Exercise directions.
Pictures do not belong in the copy; restate the records below word for word.

Records about charts and figures
-- Start --
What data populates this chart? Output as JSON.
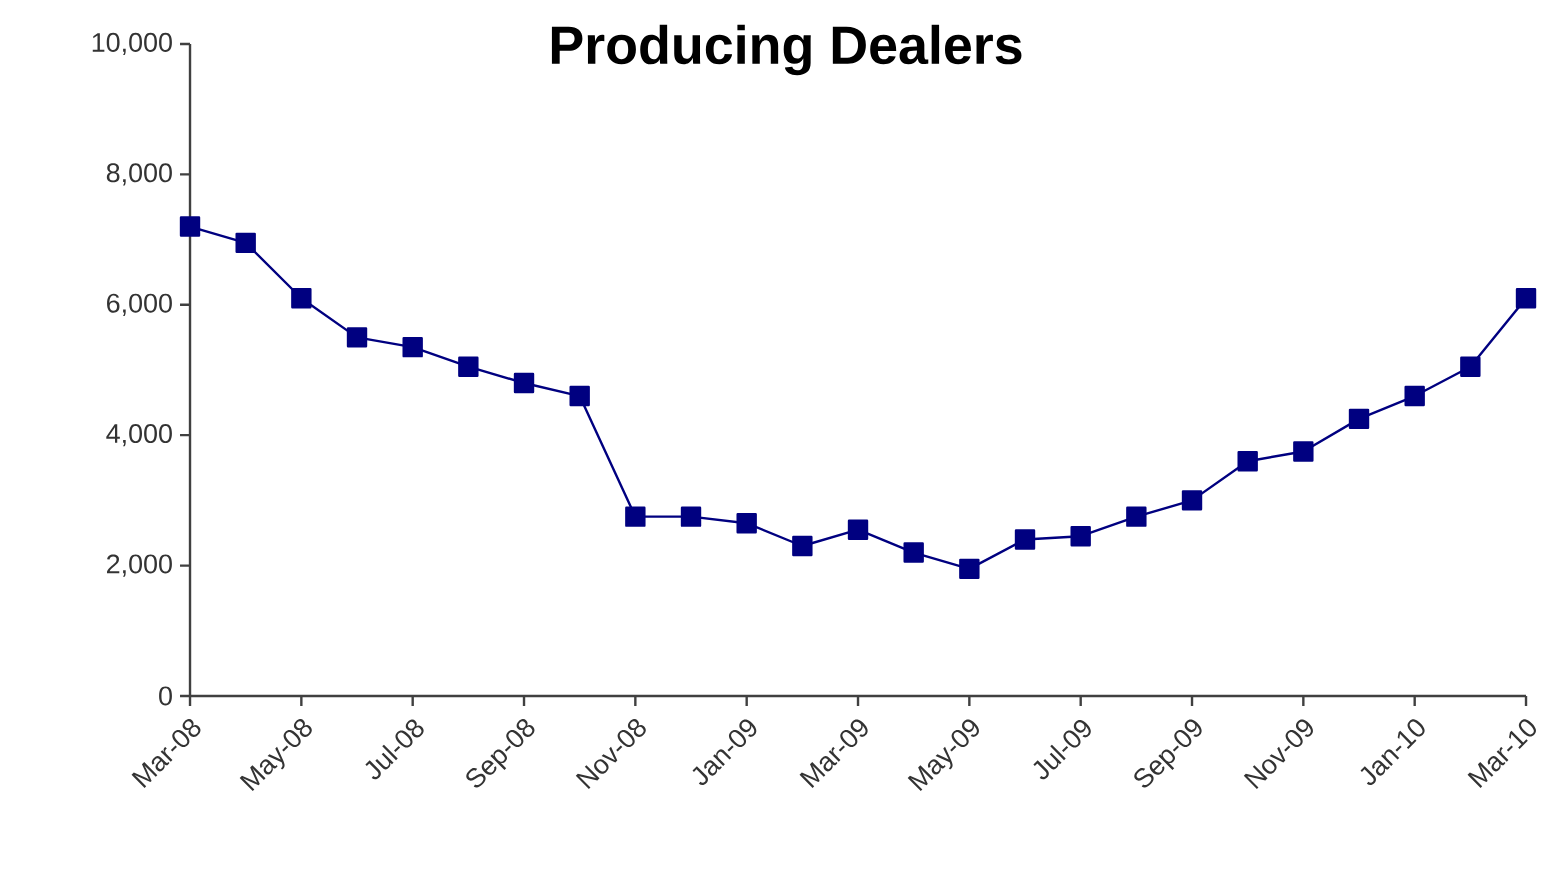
{
  "chart_data": {
    "type": "line",
    "title": "Producing Dealers",
    "categories": [
      "Mar-08",
      null,
      "May-08",
      null,
      "Jul-08",
      null,
      "Sep-08",
      null,
      "Nov-08",
      null,
      "Jan-09",
      null,
      "Mar-09",
      null,
      "May-09",
      null,
      "Jul-09",
      null,
      "Sep-09",
      null,
      "Nov-09",
      null,
      "Jan-10",
      null,
      "Mar-10"
    ],
    "series": [
      {
        "color": "#000080",
        "values": [
          7200,
          6950,
          6100,
          5500,
          5350,
          5050,
          4800,
          4600,
          2750,
          2750,
          2650,
          2300,
          2550,
          2200,
          1950,
          2400,
          2450,
          2750,
          3000,
          3600,
          3750,
          4250,
          4600,
          5050,
          6100
        ]
      }
    ],
    "ylim": [
      0,
      10000
    ],
    "yticks": [
      {
        "value": 0,
        "label": "0"
      },
      {
        "value": 2000,
        "label": "2,000"
      },
      {
        "value": 4000,
        "label": "4,000"
      },
      {
        "value": 6000,
        "label": "6,000"
      },
      {
        "value": 8000,
        "label": "8,000"
      },
      {
        "value": 10000,
        "label": "10,000"
      }
    ],
    "marker": "square",
    "grid": false
  }
}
-- End --
Output for this exercise.
What data populates this chart? Output as JSON.
{
  "chart_data": {
    "type": "line",
    "title": "Producing Dealers",
    "categories": [
      "Mar-08",
      null,
      "May-08",
      null,
      "Jul-08",
      null,
      "Sep-08",
      null,
      "Nov-08",
      null,
      "Jan-09",
      null,
      "Mar-09",
      null,
      "May-09",
      null,
      "Jul-09",
      null,
      "Sep-09",
      null,
      "Nov-09",
      null,
      "Jan-10",
      null,
      "Mar-10"
    ],
    "series": [
      {
        "color": "#000080",
        "values": [
          7200,
          6950,
          6100,
          5500,
          5350,
          5050,
          4800,
          4600,
          2750,
          2750,
          2650,
          2300,
          2550,
          2200,
          1950,
          2400,
          2450,
          2750,
          3000,
          3600,
          3750,
          4250,
          4600,
          5050,
          6100
        ]
      }
    ],
    "ylim": [
      0,
      10000
    ],
    "yticks": [
      {
        "value": 0,
        "label": "0"
      },
      {
        "value": 2000,
        "label": "2,000"
      },
      {
        "value": 4000,
        "label": "4,000"
      },
      {
        "value": 6000,
        "label": "6,000"
      },
      {
        "value": 8000,
        "label": "8,000"
      },
      {
        "value": 10000,
        "label": "10,000"
      }
    ],
    "marker": "square",
    "grid": false
  }
}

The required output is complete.